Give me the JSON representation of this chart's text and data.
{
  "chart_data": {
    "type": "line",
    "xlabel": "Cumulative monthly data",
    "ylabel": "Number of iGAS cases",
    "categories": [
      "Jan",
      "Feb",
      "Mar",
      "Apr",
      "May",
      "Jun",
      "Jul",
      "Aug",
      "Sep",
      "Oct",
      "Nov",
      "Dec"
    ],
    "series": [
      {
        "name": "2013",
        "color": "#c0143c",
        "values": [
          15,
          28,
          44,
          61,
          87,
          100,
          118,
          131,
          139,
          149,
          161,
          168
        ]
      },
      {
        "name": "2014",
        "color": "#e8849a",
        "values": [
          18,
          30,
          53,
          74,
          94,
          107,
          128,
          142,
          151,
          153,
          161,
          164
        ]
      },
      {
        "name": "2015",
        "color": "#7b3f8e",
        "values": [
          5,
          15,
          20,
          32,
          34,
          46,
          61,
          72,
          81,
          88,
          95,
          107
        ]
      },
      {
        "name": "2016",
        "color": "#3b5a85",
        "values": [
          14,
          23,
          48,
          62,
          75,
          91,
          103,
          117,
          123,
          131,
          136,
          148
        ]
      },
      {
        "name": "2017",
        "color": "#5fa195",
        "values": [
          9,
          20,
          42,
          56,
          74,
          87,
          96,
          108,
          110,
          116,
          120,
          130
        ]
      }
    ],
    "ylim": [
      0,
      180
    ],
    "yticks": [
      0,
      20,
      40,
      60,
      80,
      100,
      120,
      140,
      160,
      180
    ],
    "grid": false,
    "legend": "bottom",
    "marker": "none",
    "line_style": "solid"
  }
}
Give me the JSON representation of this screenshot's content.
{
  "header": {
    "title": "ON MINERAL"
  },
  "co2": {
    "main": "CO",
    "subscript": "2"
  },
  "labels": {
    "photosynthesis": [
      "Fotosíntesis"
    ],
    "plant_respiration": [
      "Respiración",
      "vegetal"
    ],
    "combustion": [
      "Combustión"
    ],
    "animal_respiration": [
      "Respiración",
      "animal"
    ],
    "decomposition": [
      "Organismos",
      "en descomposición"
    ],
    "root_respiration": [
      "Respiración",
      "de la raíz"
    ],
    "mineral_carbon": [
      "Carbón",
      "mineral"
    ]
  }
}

= The exercise =
Transcribe the material above word for word.

= Solved problem =
Give me the JSON representation of this chart's text and data.
{
  "chart_data": {
    "type": "line",
    "xlabel": "Cumulative monthly data",
    "ylabel": "Number of iGAS cases",
    "categories": [
      "Jan",
      "Feb",
      "Mar",
      "Apr",
      "May",
      "Jun",
      "Jul",
      "Aug",
      "Sep",
      "Oct",
      "Nov",
      "Dec"
    ],
    "series": [
      {
        "name": "2013",
        "color": "#c0143c",
        "values": [
          15,
          28,
          44,
          61,
          87,
          100,
          118,
          131,
          139,
          149,
          161,
          168
        ]
      },
      {
        "name": "2014",
        "color": "#e8849a",
        "values": [
          18,
          30,
          53,
          74,
          94,
          107,
          128,
          142,
          151,
          153,
          161,
          164
        ]
      },
      {
        "name": "2015",
        "color": "#7b3f8e",
        "values": [
          5,
          15,
          20,
          32,
          34,
          46,
          61,
          72,
          81,
          88,
          95,
          107
        ]
      },
      {
        "name": "2016",
        "color": "#3b5a85",
        "values": [
          14,
          23,
          48,
          62,
          75,
          91,
          103,
          117,
          123,
          131,
          136,
          148
        ]
      },
      {
        "name": "2017",
        "color": "#5fa195",
        "values": [
          9,
          20,
          42,
          56,
          74,
          87,
          96,
          108,
          110,
          116,
          120,
          130
        ]
      }
    ],
    "ylim": [
      0,
      180
    ],
    "yticks": [
      0,
      20,
      40,
      60,
      80,
      100,
      120,
      140,
      160,
      180
    ],
    "grid": false,
    "legend": "bottom",
    "marker": "none",
    "line_style": "solid"
  }
}
Give me the JSON representation of this screenshot's content.
{
  "header": {
    "title": "ON MINERAL"
  },
  "co2": {
    "main": "CO",
    "subscript": "2"
  },
  "labels": {
    "photosynthesis": [
      "Fotosíntesis"
    ],
    "plant_respiration": [
      "Respiración",
      "vegetal"
    ],
    "combustion": [
      "Combustión"
    ],
    "animal_respiration": [
      "Respiración",
      "animal"
    ],
    "decomposition": [
      "Organismos",
      "en descomposición"
    ],
    "root_respiration": [
      "Respiración",
      "de la raíz"
    ],
    "mineral_carbon": [
      "Carbón",
      "mineral"
    ]
  }
}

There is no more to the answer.